**Prompt**:
Locate all lines with the word "InitAgent". Copy them.

**Source material**:
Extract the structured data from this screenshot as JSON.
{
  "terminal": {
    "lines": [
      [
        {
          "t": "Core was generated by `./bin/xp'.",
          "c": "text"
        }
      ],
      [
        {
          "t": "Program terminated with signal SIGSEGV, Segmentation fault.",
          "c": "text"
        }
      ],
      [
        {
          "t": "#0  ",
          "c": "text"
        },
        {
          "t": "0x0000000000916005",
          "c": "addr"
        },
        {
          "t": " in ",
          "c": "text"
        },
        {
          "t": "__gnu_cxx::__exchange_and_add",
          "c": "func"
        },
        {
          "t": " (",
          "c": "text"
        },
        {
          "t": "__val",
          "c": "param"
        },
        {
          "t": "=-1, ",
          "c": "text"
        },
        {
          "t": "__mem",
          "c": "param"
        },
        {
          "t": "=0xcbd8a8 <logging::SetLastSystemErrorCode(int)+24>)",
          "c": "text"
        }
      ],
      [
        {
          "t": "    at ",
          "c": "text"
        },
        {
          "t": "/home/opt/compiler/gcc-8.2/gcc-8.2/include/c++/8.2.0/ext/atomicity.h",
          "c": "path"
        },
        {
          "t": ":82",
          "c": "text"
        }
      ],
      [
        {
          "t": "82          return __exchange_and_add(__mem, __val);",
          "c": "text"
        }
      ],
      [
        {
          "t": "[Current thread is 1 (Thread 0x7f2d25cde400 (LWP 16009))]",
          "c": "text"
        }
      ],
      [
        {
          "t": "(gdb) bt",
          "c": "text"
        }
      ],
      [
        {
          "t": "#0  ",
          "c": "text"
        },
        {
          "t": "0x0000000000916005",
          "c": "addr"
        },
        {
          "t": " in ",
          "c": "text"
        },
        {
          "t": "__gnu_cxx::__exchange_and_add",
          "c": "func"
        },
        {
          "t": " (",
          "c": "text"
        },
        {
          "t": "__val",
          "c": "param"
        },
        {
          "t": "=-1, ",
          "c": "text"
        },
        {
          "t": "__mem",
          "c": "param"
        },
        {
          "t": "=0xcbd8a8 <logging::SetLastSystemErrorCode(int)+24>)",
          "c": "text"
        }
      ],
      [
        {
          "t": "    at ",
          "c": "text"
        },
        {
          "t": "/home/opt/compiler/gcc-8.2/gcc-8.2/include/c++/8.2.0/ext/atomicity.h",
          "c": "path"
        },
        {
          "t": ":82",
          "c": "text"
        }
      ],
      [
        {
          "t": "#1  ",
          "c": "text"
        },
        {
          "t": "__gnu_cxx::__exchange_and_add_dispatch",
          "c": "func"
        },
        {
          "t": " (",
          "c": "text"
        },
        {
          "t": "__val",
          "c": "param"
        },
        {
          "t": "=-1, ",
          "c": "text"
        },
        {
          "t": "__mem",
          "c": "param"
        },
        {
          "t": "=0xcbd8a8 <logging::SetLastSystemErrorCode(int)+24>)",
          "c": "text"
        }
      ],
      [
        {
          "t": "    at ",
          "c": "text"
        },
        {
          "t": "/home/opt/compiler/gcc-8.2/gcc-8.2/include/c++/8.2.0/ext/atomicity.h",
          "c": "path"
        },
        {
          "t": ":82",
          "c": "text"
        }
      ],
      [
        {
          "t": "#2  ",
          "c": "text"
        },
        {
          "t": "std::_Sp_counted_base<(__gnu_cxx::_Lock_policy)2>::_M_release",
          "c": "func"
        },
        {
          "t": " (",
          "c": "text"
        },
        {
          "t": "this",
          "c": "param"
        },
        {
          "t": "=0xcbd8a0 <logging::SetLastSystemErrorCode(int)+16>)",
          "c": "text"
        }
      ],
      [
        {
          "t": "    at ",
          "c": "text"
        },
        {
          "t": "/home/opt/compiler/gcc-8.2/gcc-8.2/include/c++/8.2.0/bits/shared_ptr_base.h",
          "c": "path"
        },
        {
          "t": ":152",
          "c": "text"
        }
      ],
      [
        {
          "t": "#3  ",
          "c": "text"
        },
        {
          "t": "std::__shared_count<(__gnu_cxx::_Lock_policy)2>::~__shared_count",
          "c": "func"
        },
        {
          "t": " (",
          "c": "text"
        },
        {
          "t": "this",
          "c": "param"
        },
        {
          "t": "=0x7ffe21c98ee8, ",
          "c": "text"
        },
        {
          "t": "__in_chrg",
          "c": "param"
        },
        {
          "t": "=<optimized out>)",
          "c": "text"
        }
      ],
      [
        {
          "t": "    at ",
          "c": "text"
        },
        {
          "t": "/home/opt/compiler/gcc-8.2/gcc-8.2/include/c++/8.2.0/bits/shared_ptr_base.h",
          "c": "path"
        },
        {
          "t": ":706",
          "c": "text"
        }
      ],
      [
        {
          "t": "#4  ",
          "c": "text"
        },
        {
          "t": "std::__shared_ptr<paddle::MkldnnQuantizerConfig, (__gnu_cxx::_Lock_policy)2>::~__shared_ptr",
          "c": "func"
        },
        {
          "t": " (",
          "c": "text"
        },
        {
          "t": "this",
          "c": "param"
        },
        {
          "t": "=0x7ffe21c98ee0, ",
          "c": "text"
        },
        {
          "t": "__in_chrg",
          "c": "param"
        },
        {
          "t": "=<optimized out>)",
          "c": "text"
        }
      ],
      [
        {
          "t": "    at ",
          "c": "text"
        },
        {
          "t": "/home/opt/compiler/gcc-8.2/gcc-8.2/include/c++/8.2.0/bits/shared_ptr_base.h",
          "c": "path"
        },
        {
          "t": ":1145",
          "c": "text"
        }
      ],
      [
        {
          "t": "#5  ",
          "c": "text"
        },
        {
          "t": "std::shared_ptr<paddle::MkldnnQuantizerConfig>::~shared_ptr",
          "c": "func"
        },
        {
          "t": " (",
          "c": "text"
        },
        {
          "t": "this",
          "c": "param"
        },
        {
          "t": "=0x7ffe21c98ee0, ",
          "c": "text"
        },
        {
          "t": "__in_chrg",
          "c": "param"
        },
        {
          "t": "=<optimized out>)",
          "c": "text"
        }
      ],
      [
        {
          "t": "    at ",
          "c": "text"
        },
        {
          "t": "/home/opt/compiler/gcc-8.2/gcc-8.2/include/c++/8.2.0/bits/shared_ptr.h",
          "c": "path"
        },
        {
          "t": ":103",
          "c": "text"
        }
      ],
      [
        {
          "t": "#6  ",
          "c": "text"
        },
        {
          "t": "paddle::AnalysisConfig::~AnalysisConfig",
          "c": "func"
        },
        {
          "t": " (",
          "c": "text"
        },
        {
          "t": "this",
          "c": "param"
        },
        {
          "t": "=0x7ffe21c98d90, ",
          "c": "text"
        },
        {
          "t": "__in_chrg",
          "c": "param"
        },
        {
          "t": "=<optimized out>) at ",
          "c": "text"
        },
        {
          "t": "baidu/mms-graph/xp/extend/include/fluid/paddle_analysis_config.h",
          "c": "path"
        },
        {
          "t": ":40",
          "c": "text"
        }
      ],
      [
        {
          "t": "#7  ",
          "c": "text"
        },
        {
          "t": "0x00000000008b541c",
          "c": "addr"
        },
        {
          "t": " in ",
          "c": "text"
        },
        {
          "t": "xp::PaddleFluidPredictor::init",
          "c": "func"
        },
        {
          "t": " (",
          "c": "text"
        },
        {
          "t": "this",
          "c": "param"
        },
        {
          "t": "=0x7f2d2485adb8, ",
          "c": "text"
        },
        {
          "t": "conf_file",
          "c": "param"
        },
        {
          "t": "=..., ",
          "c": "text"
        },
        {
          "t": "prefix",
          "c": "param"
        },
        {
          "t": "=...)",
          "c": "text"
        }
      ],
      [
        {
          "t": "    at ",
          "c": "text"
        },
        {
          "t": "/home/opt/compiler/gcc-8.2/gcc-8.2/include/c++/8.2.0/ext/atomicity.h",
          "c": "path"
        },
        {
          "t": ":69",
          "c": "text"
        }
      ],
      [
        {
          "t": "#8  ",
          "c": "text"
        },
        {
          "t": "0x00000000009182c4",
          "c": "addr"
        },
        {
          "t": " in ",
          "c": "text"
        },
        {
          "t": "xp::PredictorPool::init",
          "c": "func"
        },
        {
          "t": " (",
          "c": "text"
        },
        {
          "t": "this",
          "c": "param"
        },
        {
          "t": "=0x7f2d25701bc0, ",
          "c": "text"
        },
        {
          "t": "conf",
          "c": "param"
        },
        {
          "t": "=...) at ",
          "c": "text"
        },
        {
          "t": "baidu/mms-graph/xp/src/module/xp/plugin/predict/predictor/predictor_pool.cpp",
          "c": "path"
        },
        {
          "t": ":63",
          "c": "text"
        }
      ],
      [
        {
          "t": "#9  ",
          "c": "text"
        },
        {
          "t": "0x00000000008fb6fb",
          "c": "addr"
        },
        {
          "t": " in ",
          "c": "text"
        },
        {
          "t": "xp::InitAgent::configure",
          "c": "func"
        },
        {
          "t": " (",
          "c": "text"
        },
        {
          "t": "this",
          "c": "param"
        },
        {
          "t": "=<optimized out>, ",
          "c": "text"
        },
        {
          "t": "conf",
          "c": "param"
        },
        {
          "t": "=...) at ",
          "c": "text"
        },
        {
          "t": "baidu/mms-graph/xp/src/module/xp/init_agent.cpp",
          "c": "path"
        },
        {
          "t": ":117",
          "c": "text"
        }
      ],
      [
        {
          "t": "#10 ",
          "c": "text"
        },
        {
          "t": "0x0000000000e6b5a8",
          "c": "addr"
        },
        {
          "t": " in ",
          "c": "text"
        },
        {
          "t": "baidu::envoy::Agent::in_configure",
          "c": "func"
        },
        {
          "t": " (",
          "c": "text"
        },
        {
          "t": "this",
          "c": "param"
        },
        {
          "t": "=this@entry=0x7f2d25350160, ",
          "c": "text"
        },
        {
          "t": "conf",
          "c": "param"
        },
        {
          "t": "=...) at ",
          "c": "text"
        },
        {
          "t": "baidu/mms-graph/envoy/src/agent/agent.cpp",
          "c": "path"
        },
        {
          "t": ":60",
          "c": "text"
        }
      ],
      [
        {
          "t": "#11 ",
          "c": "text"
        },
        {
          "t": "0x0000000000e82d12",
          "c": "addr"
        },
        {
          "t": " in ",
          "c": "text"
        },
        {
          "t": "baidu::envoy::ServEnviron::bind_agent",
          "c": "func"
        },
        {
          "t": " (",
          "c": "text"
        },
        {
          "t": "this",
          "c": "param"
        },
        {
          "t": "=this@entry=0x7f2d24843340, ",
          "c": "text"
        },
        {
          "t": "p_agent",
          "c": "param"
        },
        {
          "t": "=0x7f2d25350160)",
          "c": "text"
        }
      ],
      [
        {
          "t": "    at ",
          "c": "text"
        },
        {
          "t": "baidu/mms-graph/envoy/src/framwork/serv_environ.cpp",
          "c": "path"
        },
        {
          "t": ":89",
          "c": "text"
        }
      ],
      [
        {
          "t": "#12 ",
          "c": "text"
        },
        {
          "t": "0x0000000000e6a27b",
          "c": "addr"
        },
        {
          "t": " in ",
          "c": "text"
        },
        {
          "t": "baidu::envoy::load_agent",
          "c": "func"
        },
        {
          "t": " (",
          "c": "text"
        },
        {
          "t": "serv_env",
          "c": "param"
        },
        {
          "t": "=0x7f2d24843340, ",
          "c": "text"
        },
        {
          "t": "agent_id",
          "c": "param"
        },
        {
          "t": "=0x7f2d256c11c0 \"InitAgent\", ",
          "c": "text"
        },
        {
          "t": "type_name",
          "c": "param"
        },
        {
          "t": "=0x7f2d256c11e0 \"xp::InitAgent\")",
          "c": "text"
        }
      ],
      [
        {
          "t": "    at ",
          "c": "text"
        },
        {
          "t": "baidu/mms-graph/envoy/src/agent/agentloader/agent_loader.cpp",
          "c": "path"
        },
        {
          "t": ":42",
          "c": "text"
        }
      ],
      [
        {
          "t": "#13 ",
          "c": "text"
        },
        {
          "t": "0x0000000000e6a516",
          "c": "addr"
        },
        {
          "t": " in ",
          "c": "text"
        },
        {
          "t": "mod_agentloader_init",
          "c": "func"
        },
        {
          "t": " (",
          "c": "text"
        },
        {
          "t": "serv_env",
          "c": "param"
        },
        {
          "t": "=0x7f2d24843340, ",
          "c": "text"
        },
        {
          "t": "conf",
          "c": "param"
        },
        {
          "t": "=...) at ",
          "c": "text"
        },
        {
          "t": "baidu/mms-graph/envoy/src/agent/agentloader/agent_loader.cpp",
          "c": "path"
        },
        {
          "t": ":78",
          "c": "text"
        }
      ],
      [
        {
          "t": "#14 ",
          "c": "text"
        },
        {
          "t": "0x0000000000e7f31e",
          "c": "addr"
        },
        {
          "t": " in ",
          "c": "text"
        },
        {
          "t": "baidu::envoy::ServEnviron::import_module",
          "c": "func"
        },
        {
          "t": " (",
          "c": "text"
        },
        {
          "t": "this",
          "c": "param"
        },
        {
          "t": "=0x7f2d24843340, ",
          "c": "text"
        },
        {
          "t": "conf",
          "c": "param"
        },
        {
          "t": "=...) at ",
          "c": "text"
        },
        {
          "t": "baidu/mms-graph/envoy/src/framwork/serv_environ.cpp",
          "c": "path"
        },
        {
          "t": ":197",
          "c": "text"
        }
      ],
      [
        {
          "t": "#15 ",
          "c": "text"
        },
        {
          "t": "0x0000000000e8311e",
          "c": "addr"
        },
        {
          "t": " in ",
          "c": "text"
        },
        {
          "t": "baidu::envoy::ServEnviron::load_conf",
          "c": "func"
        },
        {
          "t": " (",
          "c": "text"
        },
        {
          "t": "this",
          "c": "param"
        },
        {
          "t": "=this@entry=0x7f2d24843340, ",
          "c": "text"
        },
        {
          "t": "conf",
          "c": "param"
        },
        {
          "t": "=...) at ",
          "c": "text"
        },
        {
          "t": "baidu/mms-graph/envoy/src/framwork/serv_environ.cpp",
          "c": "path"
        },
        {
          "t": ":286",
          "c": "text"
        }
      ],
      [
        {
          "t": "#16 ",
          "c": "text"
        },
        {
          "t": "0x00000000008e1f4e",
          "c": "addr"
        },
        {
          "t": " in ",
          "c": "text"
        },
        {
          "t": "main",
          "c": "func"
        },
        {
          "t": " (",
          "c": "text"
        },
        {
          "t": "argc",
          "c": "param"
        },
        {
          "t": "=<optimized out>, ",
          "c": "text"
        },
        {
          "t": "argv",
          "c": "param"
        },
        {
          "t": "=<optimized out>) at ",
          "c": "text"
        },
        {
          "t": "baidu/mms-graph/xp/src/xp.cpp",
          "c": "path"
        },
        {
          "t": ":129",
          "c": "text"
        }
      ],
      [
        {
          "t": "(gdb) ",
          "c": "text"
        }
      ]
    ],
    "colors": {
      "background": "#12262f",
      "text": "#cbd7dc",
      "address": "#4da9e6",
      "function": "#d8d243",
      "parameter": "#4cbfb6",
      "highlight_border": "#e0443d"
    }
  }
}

**Expected answer**:
          "t": "xp::InitAgent::configure",
          "t": "=0x7f2d256c11c0 \"InitAgent\", ",
          "t": "=0x7f2d256c11e0 \"xp::InitAgent\")",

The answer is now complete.